Exercise description
Scan the lines below; pull out those with "Jozef".

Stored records
================================
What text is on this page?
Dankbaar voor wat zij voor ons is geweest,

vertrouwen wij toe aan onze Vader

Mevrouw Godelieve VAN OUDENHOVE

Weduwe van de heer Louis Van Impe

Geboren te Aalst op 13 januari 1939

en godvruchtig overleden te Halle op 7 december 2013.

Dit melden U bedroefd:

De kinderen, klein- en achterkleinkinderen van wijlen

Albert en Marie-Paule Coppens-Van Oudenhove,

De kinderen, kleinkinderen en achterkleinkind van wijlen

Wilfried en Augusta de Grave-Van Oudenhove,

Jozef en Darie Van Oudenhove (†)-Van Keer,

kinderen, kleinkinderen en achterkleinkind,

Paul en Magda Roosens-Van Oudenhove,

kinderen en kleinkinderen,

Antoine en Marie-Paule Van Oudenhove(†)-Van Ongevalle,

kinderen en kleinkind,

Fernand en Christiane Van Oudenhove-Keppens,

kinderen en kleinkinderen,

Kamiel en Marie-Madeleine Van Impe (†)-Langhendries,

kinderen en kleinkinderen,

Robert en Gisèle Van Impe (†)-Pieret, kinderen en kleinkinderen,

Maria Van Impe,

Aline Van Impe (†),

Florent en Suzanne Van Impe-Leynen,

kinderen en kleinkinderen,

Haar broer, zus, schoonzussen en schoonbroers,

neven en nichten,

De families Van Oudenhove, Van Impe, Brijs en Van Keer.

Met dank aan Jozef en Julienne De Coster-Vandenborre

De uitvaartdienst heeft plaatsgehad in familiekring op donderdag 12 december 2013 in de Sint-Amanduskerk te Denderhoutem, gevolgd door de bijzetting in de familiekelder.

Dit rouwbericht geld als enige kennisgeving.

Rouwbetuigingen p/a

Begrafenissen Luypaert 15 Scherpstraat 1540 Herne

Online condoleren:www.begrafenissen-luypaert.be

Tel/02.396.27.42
================================
Reply to the task
Jozef en Darie Van Oudenhove (†)-Van Keer,
Met dank aan Jozef en Julienne De Coster-Vandenborre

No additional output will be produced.